◆ What you will do ◆
In the records below, write out again the stretch from the line containing "rsi-header-prefix: PFE_napi - <box>4" through the line containing "rsi-label: RSI(15) = 66.15", both included, with "price-axis-label" substituted for each "price-ytick-label" and all else unchanged. Give only those lines.

◆ Records provided ◆
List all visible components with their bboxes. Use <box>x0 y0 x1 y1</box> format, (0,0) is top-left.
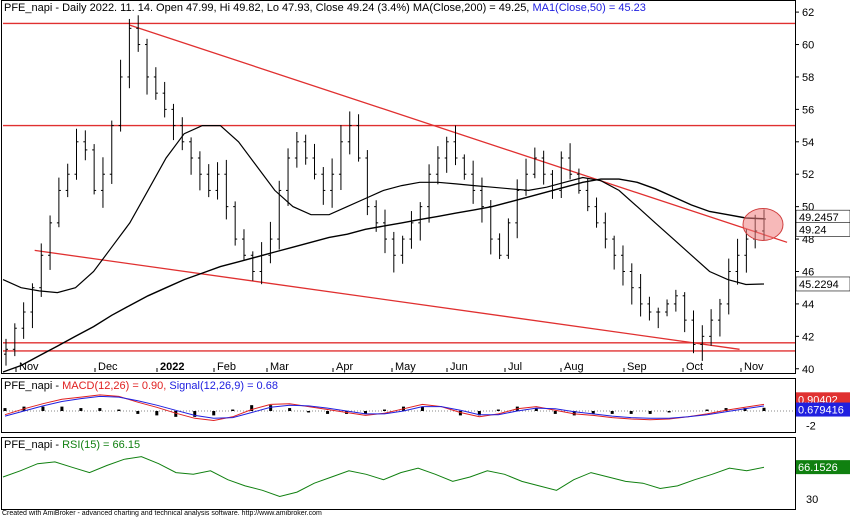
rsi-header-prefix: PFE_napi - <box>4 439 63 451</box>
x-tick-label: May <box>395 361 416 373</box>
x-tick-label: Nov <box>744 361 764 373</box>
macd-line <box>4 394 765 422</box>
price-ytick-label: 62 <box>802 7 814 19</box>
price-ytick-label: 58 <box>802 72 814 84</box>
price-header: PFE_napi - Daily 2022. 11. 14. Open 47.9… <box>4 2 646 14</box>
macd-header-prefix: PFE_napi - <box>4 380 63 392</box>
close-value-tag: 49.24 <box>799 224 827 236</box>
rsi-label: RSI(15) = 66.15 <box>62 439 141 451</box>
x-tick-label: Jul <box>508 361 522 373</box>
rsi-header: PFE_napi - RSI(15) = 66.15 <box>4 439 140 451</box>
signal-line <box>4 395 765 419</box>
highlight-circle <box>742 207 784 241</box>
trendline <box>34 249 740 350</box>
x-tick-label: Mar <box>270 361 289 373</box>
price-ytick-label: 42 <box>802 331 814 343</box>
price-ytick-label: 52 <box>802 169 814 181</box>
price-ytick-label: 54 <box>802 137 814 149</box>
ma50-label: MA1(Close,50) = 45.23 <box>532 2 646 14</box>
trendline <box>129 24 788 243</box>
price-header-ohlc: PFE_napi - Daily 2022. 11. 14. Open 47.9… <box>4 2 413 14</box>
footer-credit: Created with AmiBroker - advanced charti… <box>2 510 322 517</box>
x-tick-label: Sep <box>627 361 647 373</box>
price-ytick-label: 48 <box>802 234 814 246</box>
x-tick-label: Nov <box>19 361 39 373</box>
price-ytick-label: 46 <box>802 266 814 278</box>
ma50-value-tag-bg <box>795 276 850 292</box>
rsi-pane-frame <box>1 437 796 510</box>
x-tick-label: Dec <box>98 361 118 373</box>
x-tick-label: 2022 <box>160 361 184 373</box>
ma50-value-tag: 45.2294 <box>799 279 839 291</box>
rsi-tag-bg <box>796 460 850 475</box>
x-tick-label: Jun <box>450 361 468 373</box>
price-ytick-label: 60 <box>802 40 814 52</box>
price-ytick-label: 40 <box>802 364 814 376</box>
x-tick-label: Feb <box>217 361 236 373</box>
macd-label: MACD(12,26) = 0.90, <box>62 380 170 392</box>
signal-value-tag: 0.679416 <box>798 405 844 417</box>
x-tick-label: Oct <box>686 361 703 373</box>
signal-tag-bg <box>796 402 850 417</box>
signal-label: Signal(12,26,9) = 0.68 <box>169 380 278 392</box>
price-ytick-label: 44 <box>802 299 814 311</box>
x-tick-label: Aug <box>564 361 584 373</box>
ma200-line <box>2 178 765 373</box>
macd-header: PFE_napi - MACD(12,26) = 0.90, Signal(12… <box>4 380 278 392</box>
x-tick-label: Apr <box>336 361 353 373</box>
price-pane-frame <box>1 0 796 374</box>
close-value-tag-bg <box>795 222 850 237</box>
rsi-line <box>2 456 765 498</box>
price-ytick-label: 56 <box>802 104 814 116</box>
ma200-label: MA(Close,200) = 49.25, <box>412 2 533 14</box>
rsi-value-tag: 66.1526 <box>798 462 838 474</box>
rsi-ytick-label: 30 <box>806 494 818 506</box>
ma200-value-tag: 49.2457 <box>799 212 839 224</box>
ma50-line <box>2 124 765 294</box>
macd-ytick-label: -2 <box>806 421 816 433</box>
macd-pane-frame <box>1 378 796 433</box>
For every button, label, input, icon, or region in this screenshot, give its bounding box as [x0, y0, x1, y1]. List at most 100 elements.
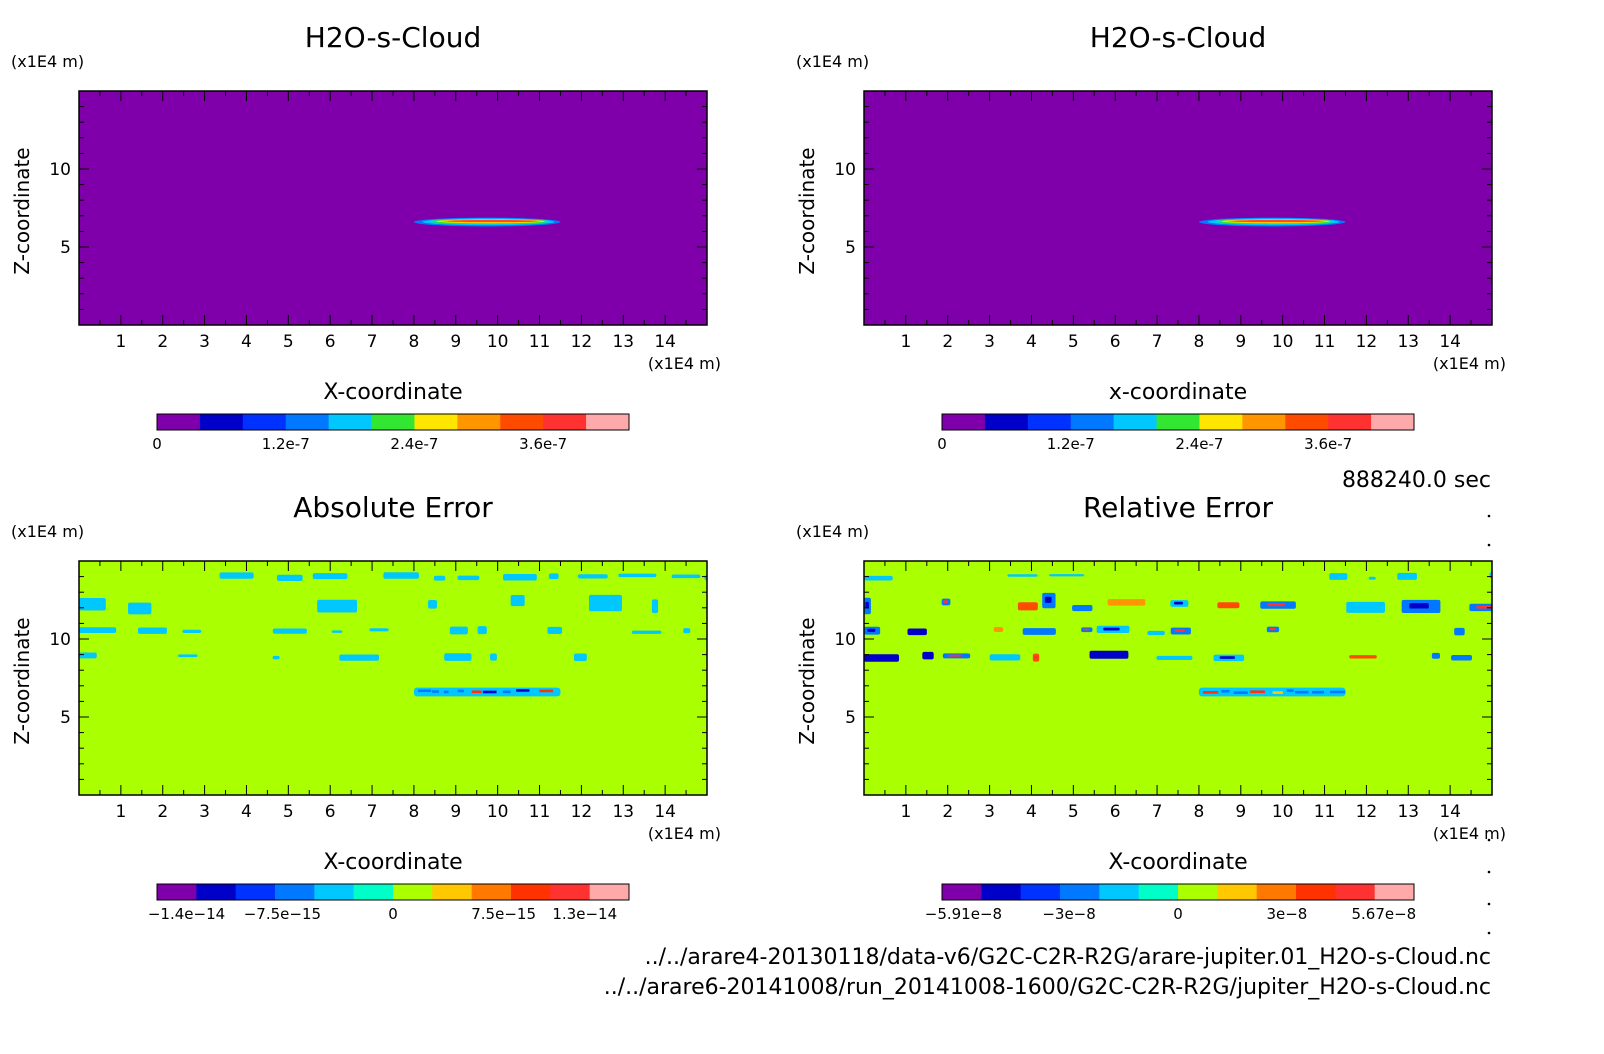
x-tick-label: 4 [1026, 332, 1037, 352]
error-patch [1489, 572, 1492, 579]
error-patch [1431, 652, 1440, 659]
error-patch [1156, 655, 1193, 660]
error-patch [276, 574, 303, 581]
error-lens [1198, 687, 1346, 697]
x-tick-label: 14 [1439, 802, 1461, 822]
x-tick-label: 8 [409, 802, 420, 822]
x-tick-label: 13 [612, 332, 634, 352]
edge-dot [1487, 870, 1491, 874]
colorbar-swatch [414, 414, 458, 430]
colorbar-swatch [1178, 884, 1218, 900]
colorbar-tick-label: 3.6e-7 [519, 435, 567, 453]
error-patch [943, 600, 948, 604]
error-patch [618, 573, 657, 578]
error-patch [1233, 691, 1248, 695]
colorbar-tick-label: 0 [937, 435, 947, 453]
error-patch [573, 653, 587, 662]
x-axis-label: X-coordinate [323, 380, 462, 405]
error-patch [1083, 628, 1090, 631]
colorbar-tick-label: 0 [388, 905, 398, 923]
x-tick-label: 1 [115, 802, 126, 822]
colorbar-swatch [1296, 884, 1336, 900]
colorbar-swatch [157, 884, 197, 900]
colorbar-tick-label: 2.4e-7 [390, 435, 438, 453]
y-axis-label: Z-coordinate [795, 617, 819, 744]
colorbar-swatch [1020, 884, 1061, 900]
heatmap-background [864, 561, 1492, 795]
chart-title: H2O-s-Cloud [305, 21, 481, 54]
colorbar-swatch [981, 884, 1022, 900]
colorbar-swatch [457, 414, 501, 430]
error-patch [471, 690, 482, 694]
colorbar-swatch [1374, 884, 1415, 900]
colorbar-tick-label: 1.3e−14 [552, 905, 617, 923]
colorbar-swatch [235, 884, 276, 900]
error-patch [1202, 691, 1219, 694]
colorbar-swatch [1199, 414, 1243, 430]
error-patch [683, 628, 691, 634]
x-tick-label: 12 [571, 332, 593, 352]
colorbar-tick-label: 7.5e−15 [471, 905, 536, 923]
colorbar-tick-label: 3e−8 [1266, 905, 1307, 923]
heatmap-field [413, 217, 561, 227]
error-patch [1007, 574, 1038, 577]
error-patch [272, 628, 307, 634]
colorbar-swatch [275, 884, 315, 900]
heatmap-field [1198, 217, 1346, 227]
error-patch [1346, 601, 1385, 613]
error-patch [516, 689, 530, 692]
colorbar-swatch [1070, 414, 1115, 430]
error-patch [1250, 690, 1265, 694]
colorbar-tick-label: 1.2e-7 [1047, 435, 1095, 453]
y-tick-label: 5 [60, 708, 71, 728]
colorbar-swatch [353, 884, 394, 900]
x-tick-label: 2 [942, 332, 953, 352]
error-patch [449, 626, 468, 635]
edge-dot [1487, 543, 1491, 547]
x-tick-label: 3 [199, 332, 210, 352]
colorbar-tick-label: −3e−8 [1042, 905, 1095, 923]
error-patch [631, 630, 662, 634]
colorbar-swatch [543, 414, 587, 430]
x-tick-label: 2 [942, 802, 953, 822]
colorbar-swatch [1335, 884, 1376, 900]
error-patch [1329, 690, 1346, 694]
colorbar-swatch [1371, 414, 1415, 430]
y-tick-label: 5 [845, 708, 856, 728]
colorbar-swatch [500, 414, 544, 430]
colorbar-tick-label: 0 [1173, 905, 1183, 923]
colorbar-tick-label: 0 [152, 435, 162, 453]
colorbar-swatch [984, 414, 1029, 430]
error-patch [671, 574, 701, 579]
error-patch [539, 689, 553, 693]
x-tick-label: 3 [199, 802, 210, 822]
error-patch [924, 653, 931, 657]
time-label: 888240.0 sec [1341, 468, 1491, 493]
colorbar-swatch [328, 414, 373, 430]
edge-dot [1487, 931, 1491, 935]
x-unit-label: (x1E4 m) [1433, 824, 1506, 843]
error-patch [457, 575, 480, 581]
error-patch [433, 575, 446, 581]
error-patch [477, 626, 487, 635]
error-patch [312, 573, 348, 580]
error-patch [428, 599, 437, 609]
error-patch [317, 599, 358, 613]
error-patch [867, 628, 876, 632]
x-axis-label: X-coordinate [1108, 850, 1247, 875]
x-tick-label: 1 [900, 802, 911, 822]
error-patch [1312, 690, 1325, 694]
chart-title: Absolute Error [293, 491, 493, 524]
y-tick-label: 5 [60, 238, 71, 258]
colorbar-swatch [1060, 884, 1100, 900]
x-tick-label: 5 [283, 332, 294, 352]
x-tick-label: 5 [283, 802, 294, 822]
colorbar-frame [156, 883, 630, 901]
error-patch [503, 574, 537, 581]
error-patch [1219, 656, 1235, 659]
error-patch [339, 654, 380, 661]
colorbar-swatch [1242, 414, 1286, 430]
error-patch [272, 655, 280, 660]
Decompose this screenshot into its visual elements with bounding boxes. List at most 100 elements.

◆ Correct result ◆
rsi-header-prefix: PFE_napi - <box>4 439 63 451</box>
x-tick-label: May <box>395 361 416 373</box>
x-tick-label: Nov <box>744 361 764 373</box>
macd-line <box>4 394 765 422</box>
price-axis-label: 62 <box>802 7 814 19</box>
price-axis-label: 58 <box>802 72 814 84</box>
price-header: PFE_napi - Daily 2022. 11. 14. Open 47.9… <box>4 2 646 14</box>
macd-header-prefix: PFE_napi - <box>4 380 63 392</box>
close-value-tag: 49.24 <box>799 224 827 236</box>
rsi-label: RSI(15) = 66.15 <box>62 439 141 451</box>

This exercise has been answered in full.